YOUR TASK ->
Copy out all lines with the word "screenshot" in them.

-- start RECORDS --

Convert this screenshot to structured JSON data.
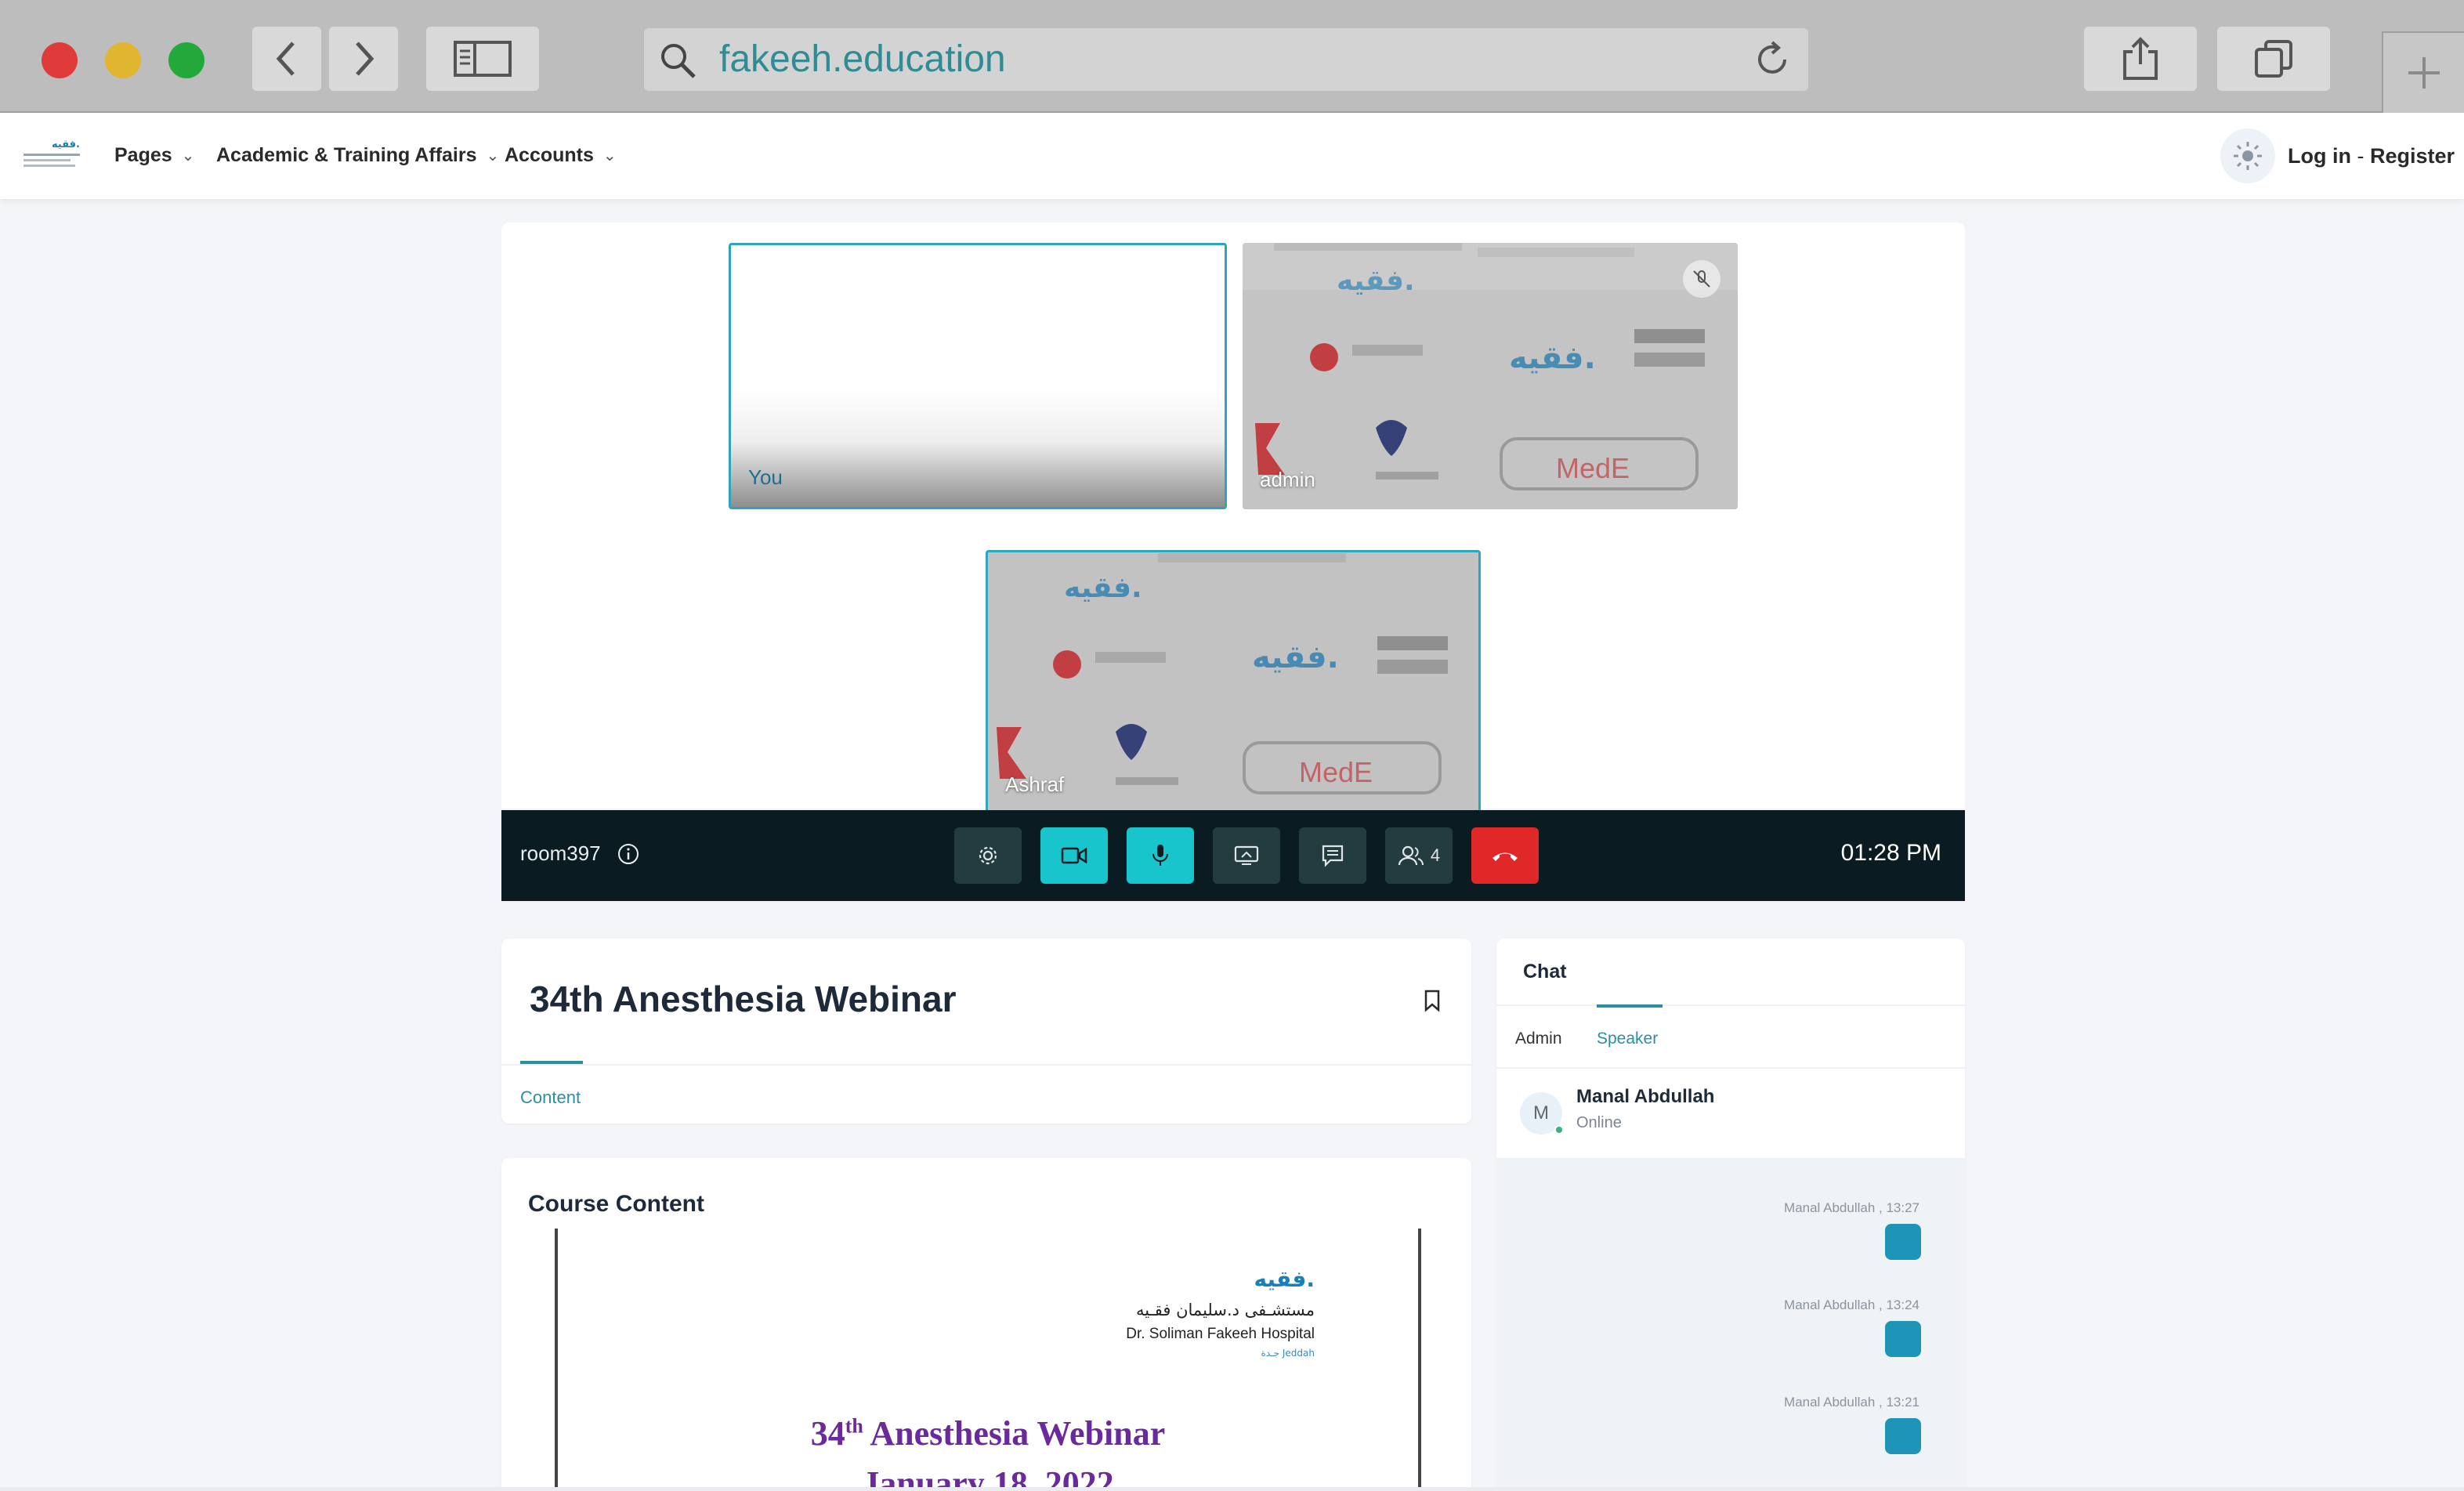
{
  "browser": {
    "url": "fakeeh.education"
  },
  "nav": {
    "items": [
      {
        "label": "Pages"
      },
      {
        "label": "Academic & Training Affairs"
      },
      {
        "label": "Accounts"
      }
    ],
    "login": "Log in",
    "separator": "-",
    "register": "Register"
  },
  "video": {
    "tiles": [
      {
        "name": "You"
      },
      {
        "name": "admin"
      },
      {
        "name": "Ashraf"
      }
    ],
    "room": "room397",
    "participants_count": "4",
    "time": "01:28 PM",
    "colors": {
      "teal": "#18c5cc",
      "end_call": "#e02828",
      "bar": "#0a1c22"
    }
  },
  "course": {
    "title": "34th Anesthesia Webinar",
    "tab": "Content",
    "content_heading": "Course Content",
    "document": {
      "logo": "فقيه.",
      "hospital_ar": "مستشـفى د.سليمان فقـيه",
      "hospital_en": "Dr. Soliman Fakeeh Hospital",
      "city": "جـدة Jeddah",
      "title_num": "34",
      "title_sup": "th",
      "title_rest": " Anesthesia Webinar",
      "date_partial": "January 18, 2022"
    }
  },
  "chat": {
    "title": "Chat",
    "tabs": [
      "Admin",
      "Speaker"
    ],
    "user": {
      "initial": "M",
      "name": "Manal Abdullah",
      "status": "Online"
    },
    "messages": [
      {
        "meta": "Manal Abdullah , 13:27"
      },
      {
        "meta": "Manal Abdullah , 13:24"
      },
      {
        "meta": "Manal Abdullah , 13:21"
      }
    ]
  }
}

-- end RECORDS --
-- start RECORDS --

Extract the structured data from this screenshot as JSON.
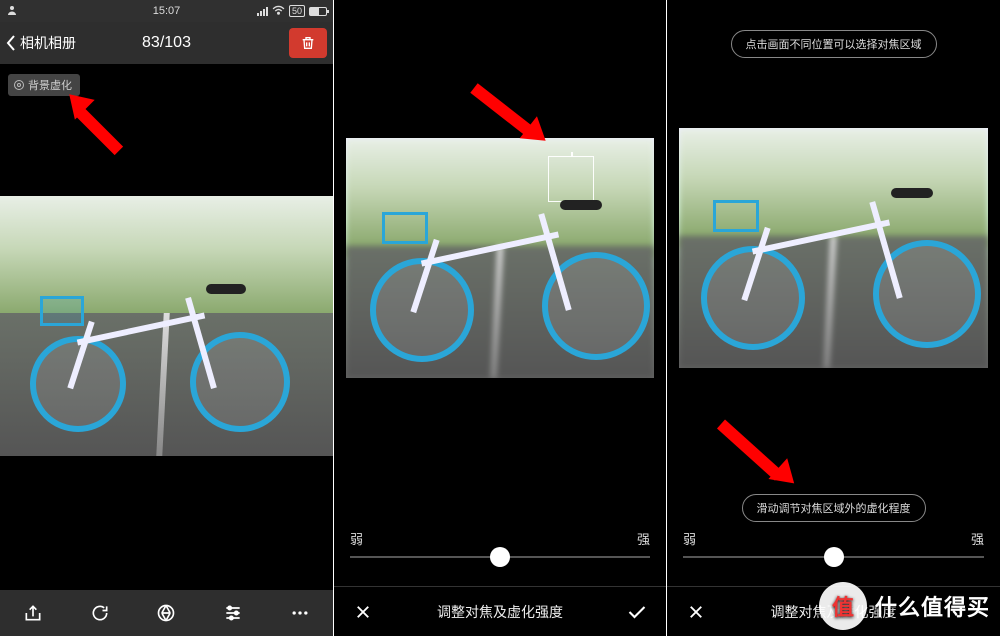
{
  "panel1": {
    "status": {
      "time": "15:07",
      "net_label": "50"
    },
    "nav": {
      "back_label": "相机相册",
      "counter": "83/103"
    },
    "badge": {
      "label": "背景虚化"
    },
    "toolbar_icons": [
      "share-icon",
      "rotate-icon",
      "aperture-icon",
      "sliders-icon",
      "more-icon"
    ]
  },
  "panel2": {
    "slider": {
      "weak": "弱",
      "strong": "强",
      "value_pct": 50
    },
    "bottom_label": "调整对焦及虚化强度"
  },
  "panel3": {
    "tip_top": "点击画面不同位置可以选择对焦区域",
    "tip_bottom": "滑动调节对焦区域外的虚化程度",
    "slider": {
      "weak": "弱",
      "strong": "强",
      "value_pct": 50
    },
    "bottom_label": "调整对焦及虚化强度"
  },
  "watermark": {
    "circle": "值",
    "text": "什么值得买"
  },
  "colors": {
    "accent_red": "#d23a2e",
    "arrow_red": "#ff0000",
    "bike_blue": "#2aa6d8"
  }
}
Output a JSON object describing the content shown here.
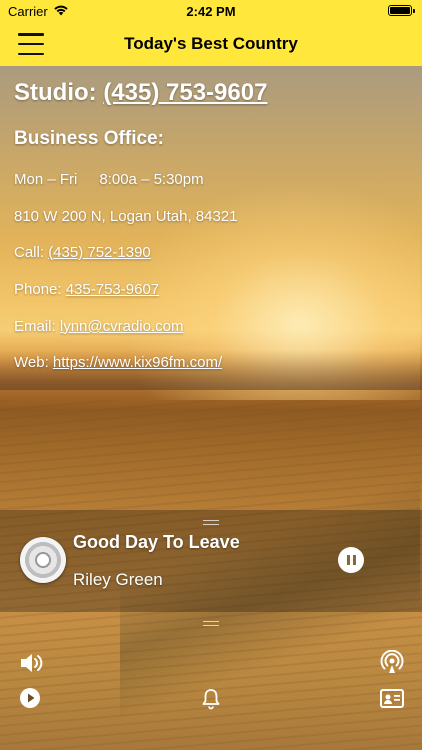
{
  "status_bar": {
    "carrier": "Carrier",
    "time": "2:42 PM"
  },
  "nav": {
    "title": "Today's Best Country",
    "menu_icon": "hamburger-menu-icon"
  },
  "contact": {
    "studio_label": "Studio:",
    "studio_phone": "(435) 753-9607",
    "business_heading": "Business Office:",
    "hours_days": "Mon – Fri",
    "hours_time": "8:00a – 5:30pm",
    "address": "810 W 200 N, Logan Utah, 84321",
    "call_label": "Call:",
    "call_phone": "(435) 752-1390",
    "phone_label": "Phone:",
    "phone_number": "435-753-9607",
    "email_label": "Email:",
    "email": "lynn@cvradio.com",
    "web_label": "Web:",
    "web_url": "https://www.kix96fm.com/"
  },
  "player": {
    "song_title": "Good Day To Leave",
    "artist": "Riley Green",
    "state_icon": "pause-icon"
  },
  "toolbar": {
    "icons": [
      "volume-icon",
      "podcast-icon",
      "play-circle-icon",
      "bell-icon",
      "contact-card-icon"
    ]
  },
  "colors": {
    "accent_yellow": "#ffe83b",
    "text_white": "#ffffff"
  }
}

-- end RECORDS --

ANSWER FOR THIS EXERCISE ->
Convert this screenshot to structured JSON data.
Extract the structured data from this screenshot as JSON.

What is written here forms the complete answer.